Description of the task:
Below are the records. List every line holding the word "style".

..........

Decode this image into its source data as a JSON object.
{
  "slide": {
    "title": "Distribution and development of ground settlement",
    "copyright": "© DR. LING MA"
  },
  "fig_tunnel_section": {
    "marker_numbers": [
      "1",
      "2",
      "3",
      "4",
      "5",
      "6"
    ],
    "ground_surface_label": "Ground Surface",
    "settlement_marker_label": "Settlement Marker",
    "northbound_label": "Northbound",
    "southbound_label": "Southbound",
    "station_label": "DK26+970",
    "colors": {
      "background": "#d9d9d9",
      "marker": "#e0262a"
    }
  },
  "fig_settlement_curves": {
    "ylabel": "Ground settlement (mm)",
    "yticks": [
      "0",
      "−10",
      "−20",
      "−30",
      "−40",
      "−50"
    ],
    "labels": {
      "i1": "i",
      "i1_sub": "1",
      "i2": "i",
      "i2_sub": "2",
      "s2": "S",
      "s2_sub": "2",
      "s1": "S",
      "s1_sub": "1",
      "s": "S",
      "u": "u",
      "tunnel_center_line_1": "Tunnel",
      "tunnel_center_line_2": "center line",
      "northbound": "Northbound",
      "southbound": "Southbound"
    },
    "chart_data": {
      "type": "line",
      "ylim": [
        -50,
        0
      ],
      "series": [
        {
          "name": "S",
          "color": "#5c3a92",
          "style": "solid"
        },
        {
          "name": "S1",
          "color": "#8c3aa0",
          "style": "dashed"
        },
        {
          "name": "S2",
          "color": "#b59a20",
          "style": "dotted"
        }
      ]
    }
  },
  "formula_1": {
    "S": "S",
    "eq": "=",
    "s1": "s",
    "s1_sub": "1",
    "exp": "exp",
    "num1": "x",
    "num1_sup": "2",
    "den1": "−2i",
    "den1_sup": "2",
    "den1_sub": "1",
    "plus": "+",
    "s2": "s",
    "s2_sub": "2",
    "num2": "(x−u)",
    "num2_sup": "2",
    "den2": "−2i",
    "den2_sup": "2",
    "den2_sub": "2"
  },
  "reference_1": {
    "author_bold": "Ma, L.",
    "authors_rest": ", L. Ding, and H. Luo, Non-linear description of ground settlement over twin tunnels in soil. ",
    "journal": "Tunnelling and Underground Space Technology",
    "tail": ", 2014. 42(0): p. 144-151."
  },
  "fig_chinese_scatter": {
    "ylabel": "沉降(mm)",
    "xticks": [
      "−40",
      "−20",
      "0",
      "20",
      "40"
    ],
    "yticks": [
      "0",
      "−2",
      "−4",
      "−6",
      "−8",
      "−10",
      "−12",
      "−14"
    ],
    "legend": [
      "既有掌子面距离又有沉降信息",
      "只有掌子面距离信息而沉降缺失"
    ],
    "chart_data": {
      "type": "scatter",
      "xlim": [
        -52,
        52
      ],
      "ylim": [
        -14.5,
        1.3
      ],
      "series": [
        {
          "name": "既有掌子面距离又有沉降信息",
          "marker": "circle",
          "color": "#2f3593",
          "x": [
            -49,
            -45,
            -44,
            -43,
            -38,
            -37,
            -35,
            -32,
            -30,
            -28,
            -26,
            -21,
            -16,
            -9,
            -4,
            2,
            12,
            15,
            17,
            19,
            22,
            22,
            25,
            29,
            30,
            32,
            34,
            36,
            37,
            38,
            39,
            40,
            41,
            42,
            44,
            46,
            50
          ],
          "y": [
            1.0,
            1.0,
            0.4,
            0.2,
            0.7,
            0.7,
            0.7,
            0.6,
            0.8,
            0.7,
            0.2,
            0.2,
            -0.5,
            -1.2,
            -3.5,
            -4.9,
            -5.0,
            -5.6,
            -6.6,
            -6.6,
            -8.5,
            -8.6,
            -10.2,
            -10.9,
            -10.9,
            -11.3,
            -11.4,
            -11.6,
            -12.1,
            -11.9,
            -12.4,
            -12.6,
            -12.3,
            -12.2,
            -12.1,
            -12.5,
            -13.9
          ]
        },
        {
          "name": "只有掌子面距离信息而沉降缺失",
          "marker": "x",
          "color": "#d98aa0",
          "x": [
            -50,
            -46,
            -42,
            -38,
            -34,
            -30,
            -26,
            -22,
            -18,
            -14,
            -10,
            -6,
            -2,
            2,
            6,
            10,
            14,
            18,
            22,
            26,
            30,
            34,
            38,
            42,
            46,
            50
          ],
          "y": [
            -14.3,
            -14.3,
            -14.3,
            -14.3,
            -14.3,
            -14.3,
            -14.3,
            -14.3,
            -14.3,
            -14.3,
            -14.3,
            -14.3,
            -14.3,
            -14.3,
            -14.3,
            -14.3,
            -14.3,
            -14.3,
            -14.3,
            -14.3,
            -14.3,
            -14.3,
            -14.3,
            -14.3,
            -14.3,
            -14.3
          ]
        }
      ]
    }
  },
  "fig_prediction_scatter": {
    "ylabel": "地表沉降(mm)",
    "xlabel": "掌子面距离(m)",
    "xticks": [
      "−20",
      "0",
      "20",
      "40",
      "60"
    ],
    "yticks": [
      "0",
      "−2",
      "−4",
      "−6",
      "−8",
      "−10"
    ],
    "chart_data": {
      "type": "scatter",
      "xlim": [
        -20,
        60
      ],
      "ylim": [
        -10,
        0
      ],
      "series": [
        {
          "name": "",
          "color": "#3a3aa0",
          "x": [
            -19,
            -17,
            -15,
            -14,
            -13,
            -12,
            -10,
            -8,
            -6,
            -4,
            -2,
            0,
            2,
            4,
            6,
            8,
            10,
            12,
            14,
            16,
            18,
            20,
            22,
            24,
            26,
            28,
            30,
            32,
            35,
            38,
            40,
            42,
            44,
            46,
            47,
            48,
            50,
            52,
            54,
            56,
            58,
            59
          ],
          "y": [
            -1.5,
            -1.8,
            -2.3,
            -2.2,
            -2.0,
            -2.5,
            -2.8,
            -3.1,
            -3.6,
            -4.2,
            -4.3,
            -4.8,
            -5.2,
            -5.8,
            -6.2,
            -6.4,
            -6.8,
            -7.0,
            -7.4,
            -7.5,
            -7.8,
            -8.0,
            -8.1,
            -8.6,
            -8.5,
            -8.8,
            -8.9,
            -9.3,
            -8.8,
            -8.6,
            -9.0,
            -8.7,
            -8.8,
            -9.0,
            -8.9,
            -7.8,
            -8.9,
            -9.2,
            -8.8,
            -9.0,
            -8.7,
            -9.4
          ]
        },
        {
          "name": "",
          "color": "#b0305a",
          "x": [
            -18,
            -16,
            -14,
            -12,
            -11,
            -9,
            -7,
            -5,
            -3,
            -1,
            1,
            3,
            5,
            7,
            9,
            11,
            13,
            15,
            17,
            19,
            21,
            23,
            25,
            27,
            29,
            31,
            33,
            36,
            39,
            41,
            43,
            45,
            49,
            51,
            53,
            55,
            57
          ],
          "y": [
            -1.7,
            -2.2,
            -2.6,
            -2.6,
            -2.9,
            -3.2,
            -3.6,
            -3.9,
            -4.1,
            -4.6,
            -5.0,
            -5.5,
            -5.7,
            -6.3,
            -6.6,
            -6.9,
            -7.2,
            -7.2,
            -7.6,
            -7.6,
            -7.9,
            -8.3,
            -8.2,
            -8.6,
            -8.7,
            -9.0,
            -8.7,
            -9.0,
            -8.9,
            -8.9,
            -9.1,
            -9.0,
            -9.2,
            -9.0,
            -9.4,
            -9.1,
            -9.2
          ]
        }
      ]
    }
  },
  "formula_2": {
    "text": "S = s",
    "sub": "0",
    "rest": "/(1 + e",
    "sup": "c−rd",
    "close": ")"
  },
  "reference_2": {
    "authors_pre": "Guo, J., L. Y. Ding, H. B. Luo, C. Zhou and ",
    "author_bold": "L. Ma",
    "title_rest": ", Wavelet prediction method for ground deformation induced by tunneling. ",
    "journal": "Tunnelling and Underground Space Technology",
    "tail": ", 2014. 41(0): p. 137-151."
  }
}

..........

Answer for the task:
          "style": "solid"
          "style": "dashed"
          "style": "dotted"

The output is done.